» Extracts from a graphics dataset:
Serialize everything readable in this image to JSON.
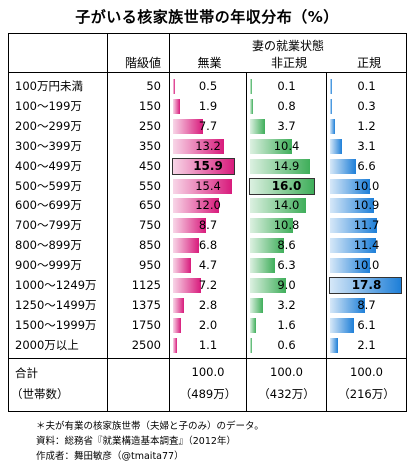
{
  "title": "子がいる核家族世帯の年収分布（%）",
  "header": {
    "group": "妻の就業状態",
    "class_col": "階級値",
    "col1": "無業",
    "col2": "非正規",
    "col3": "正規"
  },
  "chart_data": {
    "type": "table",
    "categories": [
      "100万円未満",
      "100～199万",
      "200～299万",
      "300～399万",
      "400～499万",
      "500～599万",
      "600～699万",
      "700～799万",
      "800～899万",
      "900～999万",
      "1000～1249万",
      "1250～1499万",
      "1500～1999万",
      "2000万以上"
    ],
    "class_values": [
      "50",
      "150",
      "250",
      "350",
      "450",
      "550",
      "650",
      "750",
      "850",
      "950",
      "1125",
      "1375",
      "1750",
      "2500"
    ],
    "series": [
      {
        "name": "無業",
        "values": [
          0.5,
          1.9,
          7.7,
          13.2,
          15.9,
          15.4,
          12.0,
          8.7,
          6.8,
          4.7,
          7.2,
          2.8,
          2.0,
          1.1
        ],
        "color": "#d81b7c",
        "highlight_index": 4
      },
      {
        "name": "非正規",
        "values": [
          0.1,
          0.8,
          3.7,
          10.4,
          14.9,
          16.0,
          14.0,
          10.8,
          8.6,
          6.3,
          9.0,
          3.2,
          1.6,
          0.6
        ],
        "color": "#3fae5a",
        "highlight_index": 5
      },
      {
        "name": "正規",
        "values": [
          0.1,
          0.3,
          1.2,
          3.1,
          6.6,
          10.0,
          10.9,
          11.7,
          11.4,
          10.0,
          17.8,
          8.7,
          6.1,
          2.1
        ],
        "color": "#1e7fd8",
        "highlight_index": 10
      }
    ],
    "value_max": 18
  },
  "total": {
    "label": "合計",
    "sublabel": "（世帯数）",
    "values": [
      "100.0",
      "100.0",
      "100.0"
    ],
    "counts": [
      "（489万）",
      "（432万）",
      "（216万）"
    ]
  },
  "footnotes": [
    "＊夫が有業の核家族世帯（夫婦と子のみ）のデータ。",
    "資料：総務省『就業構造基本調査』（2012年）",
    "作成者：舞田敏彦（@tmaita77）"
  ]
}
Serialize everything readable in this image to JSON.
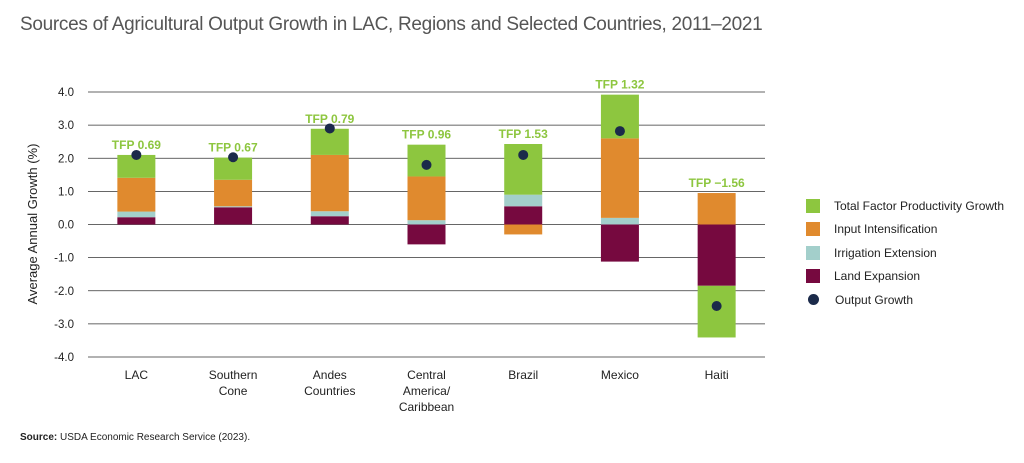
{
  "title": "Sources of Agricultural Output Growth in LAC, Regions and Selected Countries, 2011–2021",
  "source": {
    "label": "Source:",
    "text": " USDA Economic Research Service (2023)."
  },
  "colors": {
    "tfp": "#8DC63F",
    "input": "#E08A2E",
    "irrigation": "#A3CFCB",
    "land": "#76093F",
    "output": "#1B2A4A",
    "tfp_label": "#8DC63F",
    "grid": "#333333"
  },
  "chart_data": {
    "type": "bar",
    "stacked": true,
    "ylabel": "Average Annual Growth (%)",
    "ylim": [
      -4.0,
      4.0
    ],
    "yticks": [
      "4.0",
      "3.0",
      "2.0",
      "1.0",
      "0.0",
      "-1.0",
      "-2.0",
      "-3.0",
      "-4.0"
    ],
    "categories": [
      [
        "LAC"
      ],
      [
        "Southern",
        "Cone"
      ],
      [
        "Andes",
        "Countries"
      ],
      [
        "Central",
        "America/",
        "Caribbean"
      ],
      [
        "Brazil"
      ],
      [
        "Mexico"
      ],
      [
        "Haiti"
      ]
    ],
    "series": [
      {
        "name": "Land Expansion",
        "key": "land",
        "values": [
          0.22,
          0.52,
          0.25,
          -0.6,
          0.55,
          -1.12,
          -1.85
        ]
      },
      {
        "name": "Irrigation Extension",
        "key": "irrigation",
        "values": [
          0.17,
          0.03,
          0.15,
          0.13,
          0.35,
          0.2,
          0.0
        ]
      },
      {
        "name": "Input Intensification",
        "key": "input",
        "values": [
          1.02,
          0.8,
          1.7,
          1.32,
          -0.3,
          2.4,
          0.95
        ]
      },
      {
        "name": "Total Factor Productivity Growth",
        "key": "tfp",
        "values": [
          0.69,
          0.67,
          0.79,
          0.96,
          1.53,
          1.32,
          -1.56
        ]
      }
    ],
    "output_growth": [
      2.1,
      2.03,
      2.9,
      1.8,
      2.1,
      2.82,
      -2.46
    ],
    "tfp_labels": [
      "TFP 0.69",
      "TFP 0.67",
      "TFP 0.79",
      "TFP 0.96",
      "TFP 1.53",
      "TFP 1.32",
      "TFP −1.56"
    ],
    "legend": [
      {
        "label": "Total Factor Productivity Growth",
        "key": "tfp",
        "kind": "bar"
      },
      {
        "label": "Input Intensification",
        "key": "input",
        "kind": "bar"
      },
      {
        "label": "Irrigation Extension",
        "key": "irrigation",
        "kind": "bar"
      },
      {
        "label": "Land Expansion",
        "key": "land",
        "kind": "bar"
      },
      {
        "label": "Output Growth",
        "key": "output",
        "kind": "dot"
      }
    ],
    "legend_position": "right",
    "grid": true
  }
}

» Task prompt: Show each line of the listing that holds the string "Factor".

» Answer to this task:
        "name": "Total Factor Productivity Growth",
        "label": "Total Factor Productivity Growth",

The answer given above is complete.